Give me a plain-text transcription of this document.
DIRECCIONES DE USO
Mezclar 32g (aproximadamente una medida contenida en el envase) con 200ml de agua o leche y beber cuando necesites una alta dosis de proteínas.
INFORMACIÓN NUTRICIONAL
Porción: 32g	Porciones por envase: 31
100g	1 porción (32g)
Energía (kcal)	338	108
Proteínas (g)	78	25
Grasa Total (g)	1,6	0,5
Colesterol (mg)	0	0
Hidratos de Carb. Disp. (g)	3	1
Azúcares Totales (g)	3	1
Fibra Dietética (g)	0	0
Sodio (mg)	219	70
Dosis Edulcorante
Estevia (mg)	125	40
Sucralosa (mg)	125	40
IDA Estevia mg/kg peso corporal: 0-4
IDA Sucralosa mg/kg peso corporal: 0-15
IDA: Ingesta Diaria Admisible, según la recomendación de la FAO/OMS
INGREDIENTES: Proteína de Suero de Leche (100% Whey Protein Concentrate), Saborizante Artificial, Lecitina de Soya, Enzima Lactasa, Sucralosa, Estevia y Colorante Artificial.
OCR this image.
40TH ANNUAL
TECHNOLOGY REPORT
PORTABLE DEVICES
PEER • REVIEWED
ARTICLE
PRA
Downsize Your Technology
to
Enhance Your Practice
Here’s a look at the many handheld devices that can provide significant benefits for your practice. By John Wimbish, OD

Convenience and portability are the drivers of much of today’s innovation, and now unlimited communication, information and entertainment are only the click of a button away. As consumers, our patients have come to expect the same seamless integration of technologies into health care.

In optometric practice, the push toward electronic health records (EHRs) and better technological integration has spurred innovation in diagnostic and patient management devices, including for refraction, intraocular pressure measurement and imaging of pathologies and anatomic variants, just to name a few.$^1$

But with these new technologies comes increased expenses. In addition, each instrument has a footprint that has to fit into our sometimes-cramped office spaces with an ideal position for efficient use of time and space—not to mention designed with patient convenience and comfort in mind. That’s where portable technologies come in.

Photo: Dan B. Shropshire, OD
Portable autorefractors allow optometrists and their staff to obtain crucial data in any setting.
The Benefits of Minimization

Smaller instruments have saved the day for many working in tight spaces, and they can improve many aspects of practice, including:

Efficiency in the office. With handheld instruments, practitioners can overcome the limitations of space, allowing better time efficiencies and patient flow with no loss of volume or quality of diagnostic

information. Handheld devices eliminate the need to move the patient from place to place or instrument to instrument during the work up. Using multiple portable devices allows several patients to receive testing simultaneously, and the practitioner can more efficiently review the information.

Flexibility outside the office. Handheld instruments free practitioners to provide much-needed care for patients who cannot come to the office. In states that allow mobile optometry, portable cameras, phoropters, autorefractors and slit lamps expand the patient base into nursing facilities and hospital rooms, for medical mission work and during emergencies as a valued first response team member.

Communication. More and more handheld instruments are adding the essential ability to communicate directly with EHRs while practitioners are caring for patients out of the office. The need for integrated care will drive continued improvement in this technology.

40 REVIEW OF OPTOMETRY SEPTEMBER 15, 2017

□ □ □ □

• **Exercise aim**:
Retype the material precisely, leaving out no line.

• **Task solution**:
Give me a plain-text transcription of this document.
DIRECCIONES DE USO
Mezclar 32g (aproximadamente una medida contenida en el envase) con 200ml de agua o leche y beber cuando necesites una alta dosis de proteínas.
INFORMACIÓN NUTRICIONAL
Porción: 32g	Porciones por envase: 31
100g	1 porción (32g)
Energía (kcal)	338	108
Proteínas (g)	78	25
Grasa Total (g)	1,6	0,5
Colesterol (mg)	0	0
Hidratos de Carb. Disp. (g)	3	1
Azúcares Totales (g)	3	1
Fibra Dietética (g)	0	0
Sodio (mg)	219	70
Dosis Edulcorante
Estevia (mg)	125	40
Sucralosa (mg)	125	40
IDA Estevia mg/kg peso corporal: 0-4
IDA Sucralosa mg/kg peso corporal: 0-15
IDA: Ingesta Diaria Admisible, según la recomendación de la FAO/OMS
INGREDIENTES: Proteína de Suero de Leche (100% Whey Protein Concentrate), Saborizante Artificial, Lecitina de Soya, Enzima Lactasa, Sucralosa, Estevia y Colorante Artificial.
OCR this image.
40TH ANNUAL
TECHNOLOGY REPORT
PORTABLE DEVICES
PEER • REVIEWED
ARTICLE
PRA
Downsize Your Technology
to
Enhance Your Practice
Here’s a look at the many handheld devices that can provide significant benefits for your practice. By John Wimbish, OD

Convenience and portability are the drivers of much of today’s innovation, and now unlimited communication, information and entertainment are only the click of a button away. As consumers, our patients have come to expect the same seamless integration of technologies into health care.

In optometric practice, the push toward electronic health records (EHRs) and better technological integration has spurred innovation in diagnostic and patient management devices, including for refraction, intraocular pressure measurement and imaging of pathologies and anatomic variants, just to name a few.$^1$

But with these new technologies comes increased expenses. In addition, each instrument has a footprint that has to fit into our sometimes-cramped office spaces with an ideal position for efficient use of time and space—not to mention designed with patient convenience and comfort in mind. That’s where portable technologies come in.

Photo: Dan B. Shropshire, OD
Portable autorefractors allow optometrists and their staff to obtain crucial data in any setting.
The Benefits of Minimization

Smaller instruments have saved the day for many working in tight spaces, and they can improve many aspects of practice, including:

Efficiency in the office. With handheld instruments, practitioners can overcome the limitations of space, allowing better time efficiencies and patient flow with no loss of volume or quality of diagnostic

information. Handheld devices eliminate the need to move the patient from place to place or instrument to instrument during the work up. Using multiple portable devices allows several patients to receive testing simultaneously, and the practitioner can more efficiently review the information.

Flexibility outside the office. Handheld instruments free practitioners to provide much-needed care for patients who cannot come to the office. In states that allow mobile optometry, portable cameras, phoropters, autorefractors and slit lamps expand the patient base into nursing facilities and hospital rooms, for medical mission work and during emergencies as a valued first response team member.

Communication. More and more handheld instruments are adding the essential ability to communicate directly with EHRs while practitioners are caring for patients out of the office. The need for integrated care will drive continued improvement in this technology.

40 REVIEW OF OPTOMETRY SEPTEMBER 15, 2017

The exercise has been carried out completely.